STATED PROBLEM:
In the passage below on NASA's space telescopes, reproduce word for word the part that opens with the words containing "NASA's Great Observatories" and closes with "Assange of WikiLeaks.".

SUPPLIED PASSAGE:

NASA's Great Observatories Begin Deepest Ever Probe of the Universe

NASA's Hubble, Spitzer and Chandra space telescopes are teaming up to look deeper into the universe than ever before. With a boost from natural "zoom lenses" found in space, they should be able to uncover galaxies that are as much as 100 times fainter than what these three great observatories typically can see.


Hmm... I wonder what would happen if when the telescopes get powerful enough to peer even deeper into the cosmos the observers discover two colossal eyes staring back at them. Would they capture the visage in a quick snapshot and share it with the people of Earth? Or would the government declare it to be 'classified' and keep it  under wraps?

Who's to say? But then again, this is the era of the Whistleblower, of Edward Snowden and Julian Assange of WikiLeaks.

Edward Snowden?

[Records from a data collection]

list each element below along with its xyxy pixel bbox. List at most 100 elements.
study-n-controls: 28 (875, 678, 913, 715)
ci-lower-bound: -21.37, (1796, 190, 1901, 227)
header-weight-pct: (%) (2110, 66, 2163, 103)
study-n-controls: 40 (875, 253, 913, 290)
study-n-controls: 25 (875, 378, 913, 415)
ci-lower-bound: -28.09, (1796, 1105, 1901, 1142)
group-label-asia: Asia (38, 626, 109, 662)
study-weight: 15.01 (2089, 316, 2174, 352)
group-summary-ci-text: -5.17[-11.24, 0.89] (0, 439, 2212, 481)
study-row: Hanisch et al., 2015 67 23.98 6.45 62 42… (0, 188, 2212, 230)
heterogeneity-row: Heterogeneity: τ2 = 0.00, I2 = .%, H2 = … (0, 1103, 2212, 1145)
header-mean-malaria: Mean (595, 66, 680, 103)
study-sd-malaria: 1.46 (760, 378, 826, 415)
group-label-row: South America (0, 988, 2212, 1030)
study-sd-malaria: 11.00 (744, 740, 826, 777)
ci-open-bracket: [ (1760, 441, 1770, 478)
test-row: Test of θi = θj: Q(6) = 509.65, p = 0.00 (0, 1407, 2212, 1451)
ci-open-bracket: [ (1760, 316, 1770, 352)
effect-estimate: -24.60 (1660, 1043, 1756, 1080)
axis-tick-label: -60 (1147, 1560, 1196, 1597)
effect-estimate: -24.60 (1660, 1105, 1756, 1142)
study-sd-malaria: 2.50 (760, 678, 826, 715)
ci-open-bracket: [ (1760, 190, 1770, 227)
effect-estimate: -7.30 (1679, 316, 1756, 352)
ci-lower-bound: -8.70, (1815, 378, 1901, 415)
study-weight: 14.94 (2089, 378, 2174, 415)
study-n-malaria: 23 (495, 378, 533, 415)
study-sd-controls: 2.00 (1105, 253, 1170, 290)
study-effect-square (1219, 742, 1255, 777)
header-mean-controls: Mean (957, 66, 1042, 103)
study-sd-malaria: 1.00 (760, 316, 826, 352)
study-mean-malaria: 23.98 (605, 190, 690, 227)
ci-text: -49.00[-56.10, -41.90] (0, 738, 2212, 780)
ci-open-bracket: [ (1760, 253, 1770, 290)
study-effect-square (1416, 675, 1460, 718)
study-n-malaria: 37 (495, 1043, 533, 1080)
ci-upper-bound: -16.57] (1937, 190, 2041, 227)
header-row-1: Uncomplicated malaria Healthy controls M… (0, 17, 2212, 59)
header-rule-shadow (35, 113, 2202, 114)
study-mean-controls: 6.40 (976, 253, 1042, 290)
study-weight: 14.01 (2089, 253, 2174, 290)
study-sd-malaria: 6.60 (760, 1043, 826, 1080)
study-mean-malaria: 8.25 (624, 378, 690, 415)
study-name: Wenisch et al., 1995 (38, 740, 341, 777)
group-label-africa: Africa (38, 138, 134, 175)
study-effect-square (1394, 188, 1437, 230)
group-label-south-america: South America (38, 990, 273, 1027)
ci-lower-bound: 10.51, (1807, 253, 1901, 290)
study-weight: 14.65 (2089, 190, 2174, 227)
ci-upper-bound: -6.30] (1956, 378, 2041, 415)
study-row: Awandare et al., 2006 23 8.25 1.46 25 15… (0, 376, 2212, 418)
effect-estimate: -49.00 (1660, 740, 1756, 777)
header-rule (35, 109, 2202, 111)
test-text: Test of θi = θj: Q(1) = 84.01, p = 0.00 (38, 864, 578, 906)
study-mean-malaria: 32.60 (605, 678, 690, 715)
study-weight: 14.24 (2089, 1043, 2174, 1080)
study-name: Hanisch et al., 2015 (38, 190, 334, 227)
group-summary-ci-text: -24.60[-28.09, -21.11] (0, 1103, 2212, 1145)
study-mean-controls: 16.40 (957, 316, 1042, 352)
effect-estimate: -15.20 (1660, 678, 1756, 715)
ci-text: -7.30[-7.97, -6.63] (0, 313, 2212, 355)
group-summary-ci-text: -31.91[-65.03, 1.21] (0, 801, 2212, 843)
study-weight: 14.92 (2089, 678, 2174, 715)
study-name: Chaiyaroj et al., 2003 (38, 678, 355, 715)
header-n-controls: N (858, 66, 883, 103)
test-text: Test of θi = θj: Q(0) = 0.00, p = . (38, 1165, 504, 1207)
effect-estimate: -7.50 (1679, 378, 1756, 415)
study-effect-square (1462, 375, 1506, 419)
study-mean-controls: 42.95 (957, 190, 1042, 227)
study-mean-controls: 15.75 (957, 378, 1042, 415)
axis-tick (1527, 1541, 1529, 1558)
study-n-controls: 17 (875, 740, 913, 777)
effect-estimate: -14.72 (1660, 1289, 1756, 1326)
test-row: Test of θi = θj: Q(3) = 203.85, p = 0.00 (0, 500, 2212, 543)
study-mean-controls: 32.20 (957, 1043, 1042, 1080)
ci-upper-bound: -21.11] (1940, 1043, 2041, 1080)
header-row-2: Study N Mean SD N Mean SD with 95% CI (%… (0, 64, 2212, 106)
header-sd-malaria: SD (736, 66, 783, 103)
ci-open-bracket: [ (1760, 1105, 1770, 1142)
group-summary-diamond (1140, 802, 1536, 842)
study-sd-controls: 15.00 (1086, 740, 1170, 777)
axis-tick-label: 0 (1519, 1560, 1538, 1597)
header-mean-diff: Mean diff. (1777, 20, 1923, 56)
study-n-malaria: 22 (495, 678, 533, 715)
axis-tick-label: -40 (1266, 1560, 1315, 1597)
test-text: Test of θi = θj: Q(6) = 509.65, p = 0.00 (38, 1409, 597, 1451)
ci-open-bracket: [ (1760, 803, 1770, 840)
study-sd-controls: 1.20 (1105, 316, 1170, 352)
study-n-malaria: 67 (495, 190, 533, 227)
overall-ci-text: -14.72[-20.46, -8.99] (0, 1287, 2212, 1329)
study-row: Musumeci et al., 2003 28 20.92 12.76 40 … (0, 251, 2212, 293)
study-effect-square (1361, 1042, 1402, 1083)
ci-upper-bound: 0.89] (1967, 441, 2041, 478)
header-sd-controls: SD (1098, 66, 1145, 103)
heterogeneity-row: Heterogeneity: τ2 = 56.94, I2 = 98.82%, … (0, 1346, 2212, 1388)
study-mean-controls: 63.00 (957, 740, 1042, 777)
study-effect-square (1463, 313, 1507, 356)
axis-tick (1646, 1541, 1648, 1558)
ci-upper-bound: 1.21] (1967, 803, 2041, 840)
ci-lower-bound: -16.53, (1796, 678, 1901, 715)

FINISHED ANSWER:
NASA's Great Observatories Begin Deepest Ever Probe of the Universe

NASA's Hubble, Spitzer and Chandra space telescopes are teaming up to look deeper into the universe than ever before. With a boost from natural "zoom lenses" found in space, they should be able to uncover galaxies that are as much as 100 times fainter than what these three great observatories typically can see.


Hmm... I wonder what would happen if when the telescopes get powerful enough to peer even deeper into the cosmos the observers discover two colossal eyes staring back at them. Would they capture the visage in a quick snapshot and share it with the people of Earth? Or would the government declare it to be 'classified' and keep it  under wraps?

Who's to say? But then again, this is the era of the Whistleblower, of Edward Snowden and Julian Assange of WikiLeaks.